## Written request
Every line from the one with "Give me a plain-text" through the end of the records below should be restated word for word, and nothing outside that span.

○ ○ ○ ○ ○

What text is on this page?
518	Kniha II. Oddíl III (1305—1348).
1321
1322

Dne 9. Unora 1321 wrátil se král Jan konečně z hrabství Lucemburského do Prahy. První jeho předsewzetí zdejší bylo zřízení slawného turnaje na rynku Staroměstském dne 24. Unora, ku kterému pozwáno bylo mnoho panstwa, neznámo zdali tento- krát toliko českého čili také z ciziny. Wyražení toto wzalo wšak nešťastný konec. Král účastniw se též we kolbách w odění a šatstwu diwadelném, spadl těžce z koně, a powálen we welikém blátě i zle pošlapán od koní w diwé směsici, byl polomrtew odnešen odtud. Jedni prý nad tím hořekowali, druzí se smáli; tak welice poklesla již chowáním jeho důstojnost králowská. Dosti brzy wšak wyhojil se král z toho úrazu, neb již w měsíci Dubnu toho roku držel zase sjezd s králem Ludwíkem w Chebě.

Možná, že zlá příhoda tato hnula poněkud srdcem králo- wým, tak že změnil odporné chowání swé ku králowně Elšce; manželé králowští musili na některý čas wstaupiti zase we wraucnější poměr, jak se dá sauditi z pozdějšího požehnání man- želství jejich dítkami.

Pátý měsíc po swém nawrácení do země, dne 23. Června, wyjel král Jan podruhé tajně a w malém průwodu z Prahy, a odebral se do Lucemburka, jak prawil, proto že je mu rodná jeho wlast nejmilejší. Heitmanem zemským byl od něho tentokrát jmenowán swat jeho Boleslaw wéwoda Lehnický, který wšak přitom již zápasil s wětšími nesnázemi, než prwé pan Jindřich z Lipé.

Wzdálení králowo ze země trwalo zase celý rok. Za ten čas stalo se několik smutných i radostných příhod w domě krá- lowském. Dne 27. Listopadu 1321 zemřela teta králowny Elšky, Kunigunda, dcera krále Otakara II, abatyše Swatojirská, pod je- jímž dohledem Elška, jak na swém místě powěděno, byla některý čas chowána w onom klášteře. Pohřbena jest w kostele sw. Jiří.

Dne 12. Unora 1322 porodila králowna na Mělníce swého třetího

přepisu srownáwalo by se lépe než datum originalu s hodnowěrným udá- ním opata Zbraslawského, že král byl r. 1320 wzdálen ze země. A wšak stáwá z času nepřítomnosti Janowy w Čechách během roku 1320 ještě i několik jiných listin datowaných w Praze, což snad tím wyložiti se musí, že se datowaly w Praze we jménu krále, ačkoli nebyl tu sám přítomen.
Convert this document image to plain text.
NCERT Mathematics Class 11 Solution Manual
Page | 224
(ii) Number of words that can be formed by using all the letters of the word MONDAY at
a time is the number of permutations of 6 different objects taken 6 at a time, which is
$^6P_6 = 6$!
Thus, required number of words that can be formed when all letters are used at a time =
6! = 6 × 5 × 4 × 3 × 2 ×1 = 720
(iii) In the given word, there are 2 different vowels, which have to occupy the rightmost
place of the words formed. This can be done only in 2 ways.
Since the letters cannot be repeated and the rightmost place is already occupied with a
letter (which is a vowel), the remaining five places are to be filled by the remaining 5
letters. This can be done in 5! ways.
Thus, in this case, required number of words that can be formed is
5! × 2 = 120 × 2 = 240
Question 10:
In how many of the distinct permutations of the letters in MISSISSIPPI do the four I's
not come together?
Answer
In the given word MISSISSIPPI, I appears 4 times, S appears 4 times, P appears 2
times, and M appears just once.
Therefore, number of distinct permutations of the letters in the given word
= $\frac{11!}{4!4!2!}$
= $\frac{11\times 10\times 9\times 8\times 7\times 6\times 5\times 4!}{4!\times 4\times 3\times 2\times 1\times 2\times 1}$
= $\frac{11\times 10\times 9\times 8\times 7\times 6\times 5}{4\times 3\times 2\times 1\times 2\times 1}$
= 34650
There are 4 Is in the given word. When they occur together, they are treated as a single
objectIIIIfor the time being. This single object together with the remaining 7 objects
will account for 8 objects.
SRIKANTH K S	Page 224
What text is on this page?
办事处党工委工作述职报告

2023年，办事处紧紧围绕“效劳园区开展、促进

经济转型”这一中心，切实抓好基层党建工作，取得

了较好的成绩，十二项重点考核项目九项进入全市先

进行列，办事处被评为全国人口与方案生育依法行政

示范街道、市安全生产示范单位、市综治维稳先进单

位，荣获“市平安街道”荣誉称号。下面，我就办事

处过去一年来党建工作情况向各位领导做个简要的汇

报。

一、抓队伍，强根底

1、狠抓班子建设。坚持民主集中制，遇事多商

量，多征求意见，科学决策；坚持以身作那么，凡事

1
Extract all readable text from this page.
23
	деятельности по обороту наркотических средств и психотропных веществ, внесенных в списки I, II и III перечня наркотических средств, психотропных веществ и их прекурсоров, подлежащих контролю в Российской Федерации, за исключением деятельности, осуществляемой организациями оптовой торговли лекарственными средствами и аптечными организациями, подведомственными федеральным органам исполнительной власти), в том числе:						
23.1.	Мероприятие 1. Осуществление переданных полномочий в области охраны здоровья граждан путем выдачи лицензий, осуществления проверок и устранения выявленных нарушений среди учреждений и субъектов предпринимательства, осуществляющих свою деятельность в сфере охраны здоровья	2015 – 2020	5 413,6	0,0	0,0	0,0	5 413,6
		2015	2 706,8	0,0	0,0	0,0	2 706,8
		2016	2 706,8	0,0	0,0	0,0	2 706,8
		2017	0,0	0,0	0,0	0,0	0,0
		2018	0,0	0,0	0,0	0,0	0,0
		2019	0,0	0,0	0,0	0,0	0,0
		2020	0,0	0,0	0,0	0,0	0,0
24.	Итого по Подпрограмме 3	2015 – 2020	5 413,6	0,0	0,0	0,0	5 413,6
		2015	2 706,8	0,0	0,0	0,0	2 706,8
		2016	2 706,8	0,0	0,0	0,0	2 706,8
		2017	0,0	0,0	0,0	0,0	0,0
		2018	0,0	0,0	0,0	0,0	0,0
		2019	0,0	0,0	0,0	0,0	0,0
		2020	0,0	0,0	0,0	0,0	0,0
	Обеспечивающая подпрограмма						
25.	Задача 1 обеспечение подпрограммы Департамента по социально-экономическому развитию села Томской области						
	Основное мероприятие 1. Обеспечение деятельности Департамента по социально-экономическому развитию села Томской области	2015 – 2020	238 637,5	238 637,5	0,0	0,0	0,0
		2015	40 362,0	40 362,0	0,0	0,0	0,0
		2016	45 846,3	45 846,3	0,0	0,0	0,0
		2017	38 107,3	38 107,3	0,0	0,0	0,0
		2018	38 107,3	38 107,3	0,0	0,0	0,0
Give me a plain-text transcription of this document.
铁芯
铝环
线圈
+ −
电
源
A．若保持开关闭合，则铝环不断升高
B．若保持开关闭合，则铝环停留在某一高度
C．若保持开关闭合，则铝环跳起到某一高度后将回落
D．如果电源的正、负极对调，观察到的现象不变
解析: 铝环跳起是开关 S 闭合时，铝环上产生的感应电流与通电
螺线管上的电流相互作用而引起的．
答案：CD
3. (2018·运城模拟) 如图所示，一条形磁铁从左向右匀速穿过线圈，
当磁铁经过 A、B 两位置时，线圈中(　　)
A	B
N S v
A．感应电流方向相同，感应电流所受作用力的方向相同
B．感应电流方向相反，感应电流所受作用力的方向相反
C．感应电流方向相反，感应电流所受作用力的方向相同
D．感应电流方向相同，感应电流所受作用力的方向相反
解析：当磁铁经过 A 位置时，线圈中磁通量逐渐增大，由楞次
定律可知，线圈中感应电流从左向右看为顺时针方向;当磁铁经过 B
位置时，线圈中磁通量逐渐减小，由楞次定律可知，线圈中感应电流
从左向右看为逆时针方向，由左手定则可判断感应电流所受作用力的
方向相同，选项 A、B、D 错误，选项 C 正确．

○ ○ ○ ○ ○

## Task result
Give me a plain-text transcription of this document.
铁芯
铝环
线圈
+ −
电
源
A．若保持开关闭合，则铝环不断升高
B．若保持开关闭合，则铝环停留在某一高度
C．若保持开关闭合，则铝环跳起到某一高度后将回落
D．如果电源的正、负极对调，观察到的现象不变
解析: 铝环跳起是开关 S 闭合时，铝环上产生的感应电流与通电
螺线管上的电流相互作用而引起的．
答案：CD
3. (2018·运城模拟) 如图所示，一条形磁铁从左向右匀速穿过线圈，
当磁铁经过 A、B 两位置时，线圈中(　　)
A	B
N S v
A．感应电流方向相同，感应电流所受作用力的方向相同
B．感应电流方向相反，感应电流所受作用力的方向相反
C．感应电流方向相反，感应电流所受作用力的方向相同
D．感应电流方向相同，感应电流所受作用力的方向相反
解析：当磁铁经过 A 位置时，线圈中磁通量逐渐增大，由楞次
定律可知，线圈中感应电流从左向右看为顺时针方向;当磁铁经过 B
位置时，线圈中磁通量逐渐减小，由楞次定律可知，线圈中感应电流
从左向右看为逆时针方向，由左手定则可判断感应电流所受作用力的
方向相同，选项 A、B、D 错误，选项 C 正确．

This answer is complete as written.